══ INPUT RECORDS

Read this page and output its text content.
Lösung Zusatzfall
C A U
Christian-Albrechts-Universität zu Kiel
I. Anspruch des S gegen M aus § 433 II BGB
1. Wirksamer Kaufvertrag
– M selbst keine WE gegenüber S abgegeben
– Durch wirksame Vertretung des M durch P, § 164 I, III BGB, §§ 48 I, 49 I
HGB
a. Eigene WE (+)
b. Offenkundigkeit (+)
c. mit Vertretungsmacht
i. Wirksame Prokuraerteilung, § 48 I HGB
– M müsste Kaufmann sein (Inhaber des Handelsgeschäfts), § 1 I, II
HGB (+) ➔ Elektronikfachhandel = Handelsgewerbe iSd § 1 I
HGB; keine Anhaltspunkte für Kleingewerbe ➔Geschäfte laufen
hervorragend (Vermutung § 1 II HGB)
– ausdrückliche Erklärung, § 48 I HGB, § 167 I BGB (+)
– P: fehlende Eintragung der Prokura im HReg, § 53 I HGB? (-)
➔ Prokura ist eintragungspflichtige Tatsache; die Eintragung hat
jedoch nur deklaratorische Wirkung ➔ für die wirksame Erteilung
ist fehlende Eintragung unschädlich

════
══ INPUT RECORDS

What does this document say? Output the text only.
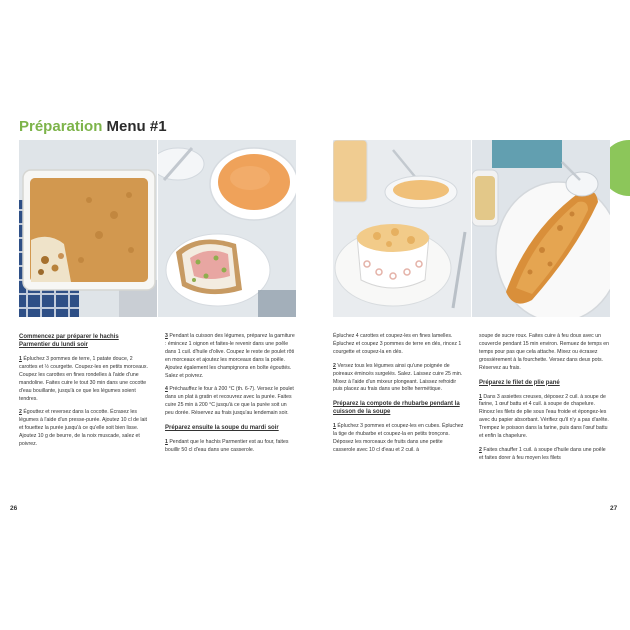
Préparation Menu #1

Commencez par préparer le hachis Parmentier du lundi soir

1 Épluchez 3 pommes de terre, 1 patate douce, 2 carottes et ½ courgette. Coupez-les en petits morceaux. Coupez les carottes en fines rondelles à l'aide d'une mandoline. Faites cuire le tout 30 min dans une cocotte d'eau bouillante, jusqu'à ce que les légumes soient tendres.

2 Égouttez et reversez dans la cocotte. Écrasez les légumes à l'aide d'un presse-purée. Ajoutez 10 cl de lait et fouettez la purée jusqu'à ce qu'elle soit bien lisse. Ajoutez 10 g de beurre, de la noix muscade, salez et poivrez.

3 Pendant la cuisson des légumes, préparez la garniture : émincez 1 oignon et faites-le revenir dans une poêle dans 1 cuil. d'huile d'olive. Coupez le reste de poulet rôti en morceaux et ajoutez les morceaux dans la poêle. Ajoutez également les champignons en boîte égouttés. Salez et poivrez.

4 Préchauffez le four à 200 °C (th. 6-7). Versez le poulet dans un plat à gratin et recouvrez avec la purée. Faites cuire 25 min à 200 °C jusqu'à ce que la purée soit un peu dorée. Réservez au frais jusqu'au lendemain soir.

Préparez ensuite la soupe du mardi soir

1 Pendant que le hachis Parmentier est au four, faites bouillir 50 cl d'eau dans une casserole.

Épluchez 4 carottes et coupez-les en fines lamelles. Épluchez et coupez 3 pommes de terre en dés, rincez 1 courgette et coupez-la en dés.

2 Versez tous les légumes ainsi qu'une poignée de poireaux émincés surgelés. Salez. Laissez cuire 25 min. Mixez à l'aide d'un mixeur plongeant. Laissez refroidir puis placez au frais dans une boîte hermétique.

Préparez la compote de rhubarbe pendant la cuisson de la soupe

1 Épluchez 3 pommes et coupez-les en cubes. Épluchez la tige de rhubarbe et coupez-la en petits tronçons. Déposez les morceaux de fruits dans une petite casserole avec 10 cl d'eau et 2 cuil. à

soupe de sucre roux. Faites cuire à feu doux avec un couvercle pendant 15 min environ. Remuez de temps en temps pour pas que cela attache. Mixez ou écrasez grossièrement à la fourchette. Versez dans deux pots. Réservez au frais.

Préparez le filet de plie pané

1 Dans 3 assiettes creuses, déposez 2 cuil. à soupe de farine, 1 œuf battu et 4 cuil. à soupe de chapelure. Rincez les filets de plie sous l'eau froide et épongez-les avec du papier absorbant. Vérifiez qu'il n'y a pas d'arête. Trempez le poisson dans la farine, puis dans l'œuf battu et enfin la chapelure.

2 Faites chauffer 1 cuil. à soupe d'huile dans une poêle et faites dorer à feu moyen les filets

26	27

════

**GOAL**. The string "casserole" may appear in lines of the listing above; tally those lines and give the number only.

**EXERCISE SOLUTION**. 2